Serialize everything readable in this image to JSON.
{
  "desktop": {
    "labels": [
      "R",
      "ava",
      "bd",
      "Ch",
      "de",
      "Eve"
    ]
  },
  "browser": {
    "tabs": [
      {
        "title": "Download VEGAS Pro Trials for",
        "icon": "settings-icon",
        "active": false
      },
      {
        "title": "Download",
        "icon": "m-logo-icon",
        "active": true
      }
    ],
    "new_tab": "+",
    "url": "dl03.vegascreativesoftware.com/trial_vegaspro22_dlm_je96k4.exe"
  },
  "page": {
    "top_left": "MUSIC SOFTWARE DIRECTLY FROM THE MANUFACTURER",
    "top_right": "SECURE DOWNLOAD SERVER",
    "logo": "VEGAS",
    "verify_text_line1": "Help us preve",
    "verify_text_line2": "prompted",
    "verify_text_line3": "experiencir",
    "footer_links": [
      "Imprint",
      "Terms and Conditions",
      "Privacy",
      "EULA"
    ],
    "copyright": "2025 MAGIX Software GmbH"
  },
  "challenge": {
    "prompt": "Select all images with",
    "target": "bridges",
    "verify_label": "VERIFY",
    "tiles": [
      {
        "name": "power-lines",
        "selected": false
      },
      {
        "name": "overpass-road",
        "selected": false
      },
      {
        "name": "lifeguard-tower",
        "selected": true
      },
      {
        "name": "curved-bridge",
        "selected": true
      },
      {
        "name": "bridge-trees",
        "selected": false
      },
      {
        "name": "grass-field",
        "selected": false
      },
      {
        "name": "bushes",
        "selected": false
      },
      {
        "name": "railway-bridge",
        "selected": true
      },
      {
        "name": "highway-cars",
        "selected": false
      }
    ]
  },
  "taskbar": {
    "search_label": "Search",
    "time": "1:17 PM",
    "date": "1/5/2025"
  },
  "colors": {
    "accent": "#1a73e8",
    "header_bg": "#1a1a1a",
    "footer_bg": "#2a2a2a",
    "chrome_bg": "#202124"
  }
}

[TASK TO CARRY OUT]
Filter for "name". Return all lines that hold it.

[ANSWER TO THIS PROBLEM]
        "name": "power-lines",
        "name": "overpass-road",
        "name": "lifeguard-tower",
        "name": "curved-bridge",
        "name": "bridge-trees",
        "name": "grass-field",
        "name": "bushes",
        "name": "railway-bridge",
        "name": "highway-cars",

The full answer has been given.